▸ **EXERCISE**
Drop the pictures, then extract the listing word for word.

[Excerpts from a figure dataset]
= = = = = = =
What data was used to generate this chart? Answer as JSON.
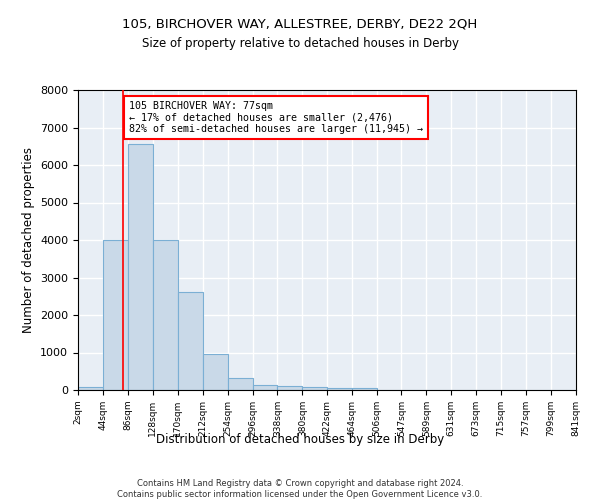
{
  "title": "105, BIRCHOVER WAY, ALLESTREE, DERBY, DE22 2QH",
  "subtitle": "Size of property relative to detached houses in Derby",
  "xlabel": "Distribution of detached houses by size in Derby",
  "ylabel": "Number of detached properties",
  "bar_color": "#c9d9e8",
  "bar_edge_color": "#7bafd4",
  "vline_color": "red",
  "vline_x": 77,
  "annotation_text": "105 BIRCHOVER WAY: 77sqm\n← 17% of detached houses are smaller (2,476)\n82% of semi-detached houses are larger (11,945) →",
  "annotation_box_color": "white",
  "annotation_box_edge_color": "red",
  "bin_edges": [
    2,
    44,
    86,
    128,
    170,
    212,
    254,
    296,
    338,
    380,
    422,
    464,
    506,
    547,
    589,
    631,
    673,
    715,
    757,
    799,
    841
  ],
  "bar_heights": [
    80,
    4000,
    6550,
    4000,
    2620,
    950,
    320,
    130,
    120,
    70,
    50,
    50,
    0,
    0,
    0,
    0,
    0,
    0,
    0,
    0
  ],
  "ylim": [
    0,
    8000
  ],
  "yticks": [
    0,
    1000,
    2000,
    3000,
    4000,
    5000,
    6000,
    7000,
    8000
  ],
  "background_color": "#e8eef5",
  "grid_color": "white",
  "footer_line1": "Contains HM Land Registry data © Crown copyright and database right 2024.",
  "footer_line2": "Contains public sector information licensed under the Open Government Licence v3.0."
}
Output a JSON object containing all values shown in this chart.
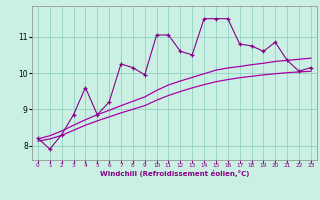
{
  "title": "",
  "xlabel": "Windchill (Refroidissement éolien,°C)",
  "ylabel": "",
  "bg_color": "#caf0e4",
  "line_color": "#880088",
  "smooth_color": "#aa00aa",
  "xmin": -0.5,
  "xmax": 23.5,
  "ymin": 7.6,
  "ymax": 11.85,
  "yticks": [
    8,
    9,
    10,
    11
  ],
  "xticks": [
    0,
    1,
    2,
    3,
    4,
    5,
    6,
    7,
    8,
    9,
    10,
    11,
    12,
    13,
    14,
    15,
    16,
    17,
    18,
    19,
    20,
    21,
    22,
    23
  ],
  "main_x": [
    0,
    1,
    2,
    3,
    4,
    5,
    6,
    7,
    8,
    9,
    10,
    11,
    12,
    13,
    14,
    15,
    16,
    17,
    18,
    19,
    20,
    21,
    22,
    23
  ],
  "main_y": [
    8.2,
    7.9,
    8.3,
    8.85,
    9.6,
    8.85,
    9.2,
    10.25,
    10.15,
    9.95,
    11.05,
    11.05,
    10.6,
    10.5,
    11.5,
    11.5,
    11.5,
    10.8,
    10.75,
    10.6,
    10.85,
    10.35,
    10.05,
    10.15
  ],
  "smooth1_x": [
    0,
    1,
    2,
    3,
    4,
    5,
    6,
    7,
    8,
    9,
    10,
    11,
    12,
    13,
    14,
    15,
    16,
    17,
    18,
    19,
    20,
    21,
    22,
    23
  ],
  "smooth1_y": [
    8.12,
    8.18,
    8.28,
    8.42,
    8.56,
    8.68,
    8.79,
    8.9,
    9.0,
    9.1,
    9.25,
    9.38,
    9.49,
    9.59,
    9.68,
    9.76,
    9.82,
    9.87,
    9.91,
    9.95,
    9.98,
    10.01,
    10.03,
    10.05
  ],
  "smooth2_x": [
    0,
    1,
    2,
    3,
    4,
    5,
    6,
    7,
    8,
    9,
    10,
    11,
    12,
    13,
    14,
    15,
    16,
    17,
    18,
    19,
    20,
    21,
    22,
    23
  ],
  "smooth2_y": [
    8.18,
    8.27,
    8.4,
    8.56,
    8.71,
    8.85,
    8.97,
    9.1,
    9.22,
    9.34,
    9.52,
    9.67,
    9.78,
    9.88,
    9.98,
    10.08,
    10.14,
    10.18,
    10.23,
    10.27,
    10.32,
    10.35,
    10.38,
    10.41
  ]
}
= = = = = = =
▸ **ANSWER FOR THE TASK**
What data was used to generate this chart? Answer as JSON.
{
  "title": "105, BIRCHOVER WAY, ALLESTREE, DERBY, DE22 2QH",
  "subtitle": "Size of property relative to detached houses in Derby",
  "xlabel": "Distribution of detached houses by size in Derby",
  "ylabel": "Number of detached properties",
  "bar_color": "#c9d9e8",
  "bar_edge_color": "#7bafd4",
  "vline_color": "red",
  "vline_x": 77,
  "annotation_text": "105 BIRCHOVER WAY: 77sqm\n← 17% of detached houses are smaller (2,476)\n82% of semi-detached houses are larger (11,945) →",
  "annotation_box_color": "white",
  "annotation_box_edge_color": "red",
  "bin_edges": [
    2,
    44,
    86,
    128,
    170,
    212,
    254,
    296,
    338,
    380,
    422,
    464,
    506,
    547,
    589,
    631,
    673,
    715,
    757,
    799,
    841
  ],
  "bar_heights": [
    80,
    4000,
    6550,
    4000,
    2620,
    950,
    320,
    130,
    120,
    70,
    50,
    50,
    0,
    0,
    0,
    0,
    0,
    0,
    0,
    0
  ],
  "ylim": [
    0,
    8000
  ],
  "yticks": [
    0,
    1000,
    2000,
    3000,
    4000,
    5000,
    6000,
    7000,
    8000
  ],
  "background_color": "#e8eef5",
  "grid_color": "white",
  "footer_line1": "Contains HM Land Registry data © Crown copyright and database right 2024.",
  "footer_line2": "Contains public sector information licensed under the Open Government Licence v3.0."
}
Output a JSON object containing all values shown in this chart.
{
  "title": "",
  "xlabel": "Windchill (Refroidissement éolien,°C)",
  "ylabel": "",
  "bg_color": "#caf0e4",
  "line_color": "#880088",
  "smooth_color": "#aa00aa",
  "xmin": -0.5,
  "xmax": 23.5,
  "ymin": 7.6,
  "ymax": 11.85,
  "yticks": [
    8,
    9,
    10,
    11
  ],
  "xticks": [
    0,
    1,
    2,
    3,
    4,
    5,
    6,
    7,
    8,
    9,
    10,
    11,
    12,
    13,
    14,
    15,
    16,
    17,
    18,
    19,
    20,
    21,
    22,
    23
  ],
  "main_x": [
    0,
    1,
    2,
    3,
    4,
    5,
    6,
    7,
    8,
    9,
    10,
    11,
    12,
    13,
    14,
    15,
    16,
    17,
    18,
    19,
    20,
    21,
    22,
    23
  ],
  "main_y": [
    8.2,
    7.9,
    8.3,
    8.85,
    9.6,
    8.85,
    9.2,
    10.25,
    10.15,
    9.95,
    11.05,
    11.05,
    10.6,
    10.5,
    11.5,
    11.5,
    11.5,
    10.8,
    10.75,
    10.6,
    10.85,
    10.35,
    10.05,
    10.15
  ],
  "smooth1_x": [
    0,
    1,
    2,
    3,
    4,
    5,
    6,
    7,
    8,
    9,
    10,
    11,
    12,
    13,
    14,
    15,
    16,
    17,
    18,
    19,
    20,
    21,
    22,
    23
  ],
  "smooth1_y": [
    8.12,
    8.18,
    8.28,
    8.42,
    8.56,
    8.68,
    8.79,
    8.9,
    9.0,
    9.1,
    9.25,
    9.38,
    9.49,
    9.59,
    9.68,
    9.76,
    9.82,
    9.87,
    9.91,
    9.95,
    9.98,
    10.01,
    10.03,
    10.05
  ],
  "smooth2_x": [
    0,
    1,
    2,
    3,
    4,
    5,
    6,
    7,
    8,
    9,
    10,
    11,
    12,
    13,
    14,
    15,
    16,
    17,
    18,
    19,
    20,
    21,
    22,
    23
  ],
  "smooth2_y": [
    8.18,
    8.27,
    8.4,
    8.56,
    8.71,
    8.85,
    8.97,
    9.1,
    9.22,
    9.34,
    9.52,
    9.67,
    9.78,
    9.88,
    9.98,
    10.08,
    10.14,
    10.18,
    10.23,
    10.27,
    10.32,
    10.35,
    10.38,
    10.41
  ]
}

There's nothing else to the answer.